YOUR ASSIGNMENT => Look over the material for the string "Days". Copy every line where it turns up.

++++++++++

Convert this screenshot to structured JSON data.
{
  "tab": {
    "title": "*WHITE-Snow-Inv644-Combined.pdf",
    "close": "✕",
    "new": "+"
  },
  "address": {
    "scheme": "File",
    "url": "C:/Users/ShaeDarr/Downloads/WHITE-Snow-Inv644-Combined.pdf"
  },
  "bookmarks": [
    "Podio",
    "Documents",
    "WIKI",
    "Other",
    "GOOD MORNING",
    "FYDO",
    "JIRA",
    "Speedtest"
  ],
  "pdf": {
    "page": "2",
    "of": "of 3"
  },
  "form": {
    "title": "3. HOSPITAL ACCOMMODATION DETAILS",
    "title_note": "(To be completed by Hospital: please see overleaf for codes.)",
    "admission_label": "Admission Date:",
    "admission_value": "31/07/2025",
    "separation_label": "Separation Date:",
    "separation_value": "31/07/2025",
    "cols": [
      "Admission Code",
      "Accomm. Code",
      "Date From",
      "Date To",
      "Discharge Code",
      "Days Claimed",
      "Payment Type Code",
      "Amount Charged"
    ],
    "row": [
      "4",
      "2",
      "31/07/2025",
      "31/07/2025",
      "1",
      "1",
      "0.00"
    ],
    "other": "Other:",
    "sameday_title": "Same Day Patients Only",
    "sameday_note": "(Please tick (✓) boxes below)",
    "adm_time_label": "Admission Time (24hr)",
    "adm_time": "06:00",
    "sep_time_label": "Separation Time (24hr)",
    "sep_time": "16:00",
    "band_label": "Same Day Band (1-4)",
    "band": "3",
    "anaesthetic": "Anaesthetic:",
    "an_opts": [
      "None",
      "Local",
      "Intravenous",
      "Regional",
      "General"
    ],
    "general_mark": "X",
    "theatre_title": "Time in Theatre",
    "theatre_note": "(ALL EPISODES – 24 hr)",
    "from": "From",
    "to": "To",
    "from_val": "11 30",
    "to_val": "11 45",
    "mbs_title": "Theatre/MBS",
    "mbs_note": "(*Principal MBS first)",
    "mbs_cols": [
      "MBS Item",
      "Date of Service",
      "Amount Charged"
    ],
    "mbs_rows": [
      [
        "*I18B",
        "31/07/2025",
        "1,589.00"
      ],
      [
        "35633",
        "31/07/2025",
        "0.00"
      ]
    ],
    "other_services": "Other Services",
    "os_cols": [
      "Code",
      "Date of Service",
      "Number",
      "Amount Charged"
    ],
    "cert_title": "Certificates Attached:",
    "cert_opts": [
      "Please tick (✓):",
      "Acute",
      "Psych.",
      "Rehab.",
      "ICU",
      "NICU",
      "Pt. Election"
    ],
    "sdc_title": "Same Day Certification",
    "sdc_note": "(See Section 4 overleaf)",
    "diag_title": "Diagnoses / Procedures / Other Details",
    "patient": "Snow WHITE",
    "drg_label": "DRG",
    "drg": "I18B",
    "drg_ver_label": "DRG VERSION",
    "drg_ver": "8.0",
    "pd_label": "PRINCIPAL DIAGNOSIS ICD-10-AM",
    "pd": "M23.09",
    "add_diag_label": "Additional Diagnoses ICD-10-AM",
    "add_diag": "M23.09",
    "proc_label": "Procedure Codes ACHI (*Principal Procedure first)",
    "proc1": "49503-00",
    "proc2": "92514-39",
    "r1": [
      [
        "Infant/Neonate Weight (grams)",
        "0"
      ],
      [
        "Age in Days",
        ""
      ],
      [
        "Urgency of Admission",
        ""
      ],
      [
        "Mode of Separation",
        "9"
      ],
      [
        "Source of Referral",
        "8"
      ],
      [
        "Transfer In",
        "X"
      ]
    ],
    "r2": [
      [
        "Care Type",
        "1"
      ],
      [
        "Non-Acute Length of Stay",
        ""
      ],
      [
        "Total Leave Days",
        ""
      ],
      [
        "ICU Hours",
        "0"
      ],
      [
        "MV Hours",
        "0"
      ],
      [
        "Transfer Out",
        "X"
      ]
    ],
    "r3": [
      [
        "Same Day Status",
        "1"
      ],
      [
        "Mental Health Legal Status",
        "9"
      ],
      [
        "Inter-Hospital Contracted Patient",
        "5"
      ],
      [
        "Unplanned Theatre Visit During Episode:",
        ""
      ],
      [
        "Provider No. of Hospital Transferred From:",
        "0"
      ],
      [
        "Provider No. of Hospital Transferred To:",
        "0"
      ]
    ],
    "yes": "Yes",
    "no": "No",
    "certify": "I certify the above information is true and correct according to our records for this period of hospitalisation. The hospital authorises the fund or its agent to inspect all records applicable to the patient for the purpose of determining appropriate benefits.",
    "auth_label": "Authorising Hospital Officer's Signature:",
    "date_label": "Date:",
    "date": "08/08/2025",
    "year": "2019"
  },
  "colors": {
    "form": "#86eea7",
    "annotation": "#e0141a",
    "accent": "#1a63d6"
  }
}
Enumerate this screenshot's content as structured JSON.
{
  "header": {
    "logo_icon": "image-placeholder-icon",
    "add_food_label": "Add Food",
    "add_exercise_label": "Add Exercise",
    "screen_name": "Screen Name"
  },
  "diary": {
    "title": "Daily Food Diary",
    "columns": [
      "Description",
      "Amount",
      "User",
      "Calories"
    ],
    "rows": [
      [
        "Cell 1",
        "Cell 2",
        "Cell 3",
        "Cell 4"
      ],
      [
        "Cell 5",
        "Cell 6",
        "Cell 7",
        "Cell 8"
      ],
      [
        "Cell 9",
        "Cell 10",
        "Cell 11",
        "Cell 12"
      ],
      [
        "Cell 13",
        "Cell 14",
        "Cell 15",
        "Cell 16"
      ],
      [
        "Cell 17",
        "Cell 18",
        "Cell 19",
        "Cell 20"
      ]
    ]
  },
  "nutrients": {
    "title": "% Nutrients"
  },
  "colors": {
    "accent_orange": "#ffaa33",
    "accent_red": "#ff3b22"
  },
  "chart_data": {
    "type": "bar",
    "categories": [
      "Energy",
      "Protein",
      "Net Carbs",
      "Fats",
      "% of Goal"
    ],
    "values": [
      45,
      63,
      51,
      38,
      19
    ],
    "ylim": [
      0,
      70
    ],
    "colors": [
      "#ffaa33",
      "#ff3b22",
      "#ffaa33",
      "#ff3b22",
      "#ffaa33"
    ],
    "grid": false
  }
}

++++++++++

RESPONSE BOX =>
      "Days Claimed",
        "Age in Days",
        "Total Leave Days",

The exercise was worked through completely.